GOAL :: Omit the pictures, please, and give each record below again exactly.

RECORDS SHOWN ::
"""
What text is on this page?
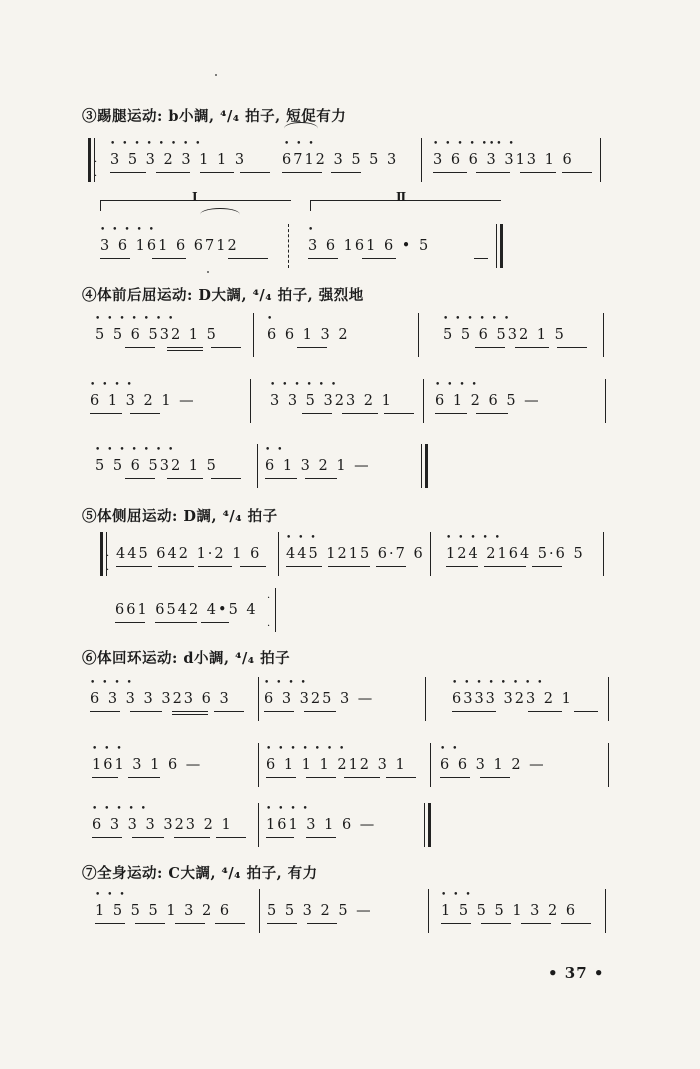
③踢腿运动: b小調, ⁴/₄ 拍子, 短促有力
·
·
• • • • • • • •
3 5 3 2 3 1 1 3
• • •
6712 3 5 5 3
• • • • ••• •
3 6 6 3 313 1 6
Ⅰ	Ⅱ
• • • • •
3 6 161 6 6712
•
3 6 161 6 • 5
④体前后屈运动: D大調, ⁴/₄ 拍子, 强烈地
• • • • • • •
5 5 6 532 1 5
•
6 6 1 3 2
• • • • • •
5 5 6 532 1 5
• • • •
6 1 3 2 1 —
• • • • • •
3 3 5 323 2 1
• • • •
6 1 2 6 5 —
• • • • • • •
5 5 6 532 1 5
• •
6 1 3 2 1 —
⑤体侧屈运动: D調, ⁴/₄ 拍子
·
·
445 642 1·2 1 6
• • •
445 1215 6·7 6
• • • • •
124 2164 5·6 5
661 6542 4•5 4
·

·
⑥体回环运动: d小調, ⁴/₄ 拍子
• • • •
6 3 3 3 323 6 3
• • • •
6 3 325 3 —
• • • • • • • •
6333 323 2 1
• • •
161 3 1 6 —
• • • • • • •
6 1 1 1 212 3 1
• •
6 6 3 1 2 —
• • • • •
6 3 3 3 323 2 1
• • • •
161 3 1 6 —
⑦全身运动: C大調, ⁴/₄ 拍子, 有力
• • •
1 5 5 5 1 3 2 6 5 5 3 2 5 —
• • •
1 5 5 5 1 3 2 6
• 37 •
"""
RESPONSE ::
What text is on this page?
③踢腿运动: b小調, ⁴/₄ 拍子, 短促有力
·
·
• • • • • • • •
3 5 3 2 3 1 1 3
• • •
6712 3 5 5 3
• • • • ••• •
3 6 6 3 313 1 6
Ⅰ	Ⅱ
• • • • •
3 6 161 6 6712
•
3 6 161 6 • 5
④体前后屈运动: D大調, ⁴/₄ 拍子, 强烈地
• • • • • • •
5 5 6 532 1 5
•
6 6 1 3 2
• • • • • •
5 5 6 532 1 5
• • • •
6 1 3 2 1 —
• • • • • •
3 3 5 323 2 1
• • • •
6 1 2 6 5 —
• • • • • • •
5 5 6 532 1 5
• •
6 1 3 2 1 —
⑤体侧屈运动: D調, ⁴/₄ 拍子
·
·
445 642 1·2 1 6
• • •
445 1215 6·7 6
• • • • •
124 2164 5·6 5
661 6542 4•5 4
·

·
⑥体回环运动: d小調, ⁴/₄ 拍子
• • • •
6 3 3 3 323 6 3
• • • •
6 3 325 3 —
• • • • • • • •
6333 323 2 1
• • •
161 3 1 6 —
• • • • • • •
6 1 1 1 212 3 1
• •
6 6 3 1 2 —
• • • • •
6 3 3 3 323 2 1
• • • •
161 3 1 6 —
⑦全身运动: C大調, ⁴/₄ 拍子, 有力
• • •
1 5 5 5 1 3 2 6 5 5 3 2 5 —
• • •
1 5 5 5 1 3 2 6
• 37 •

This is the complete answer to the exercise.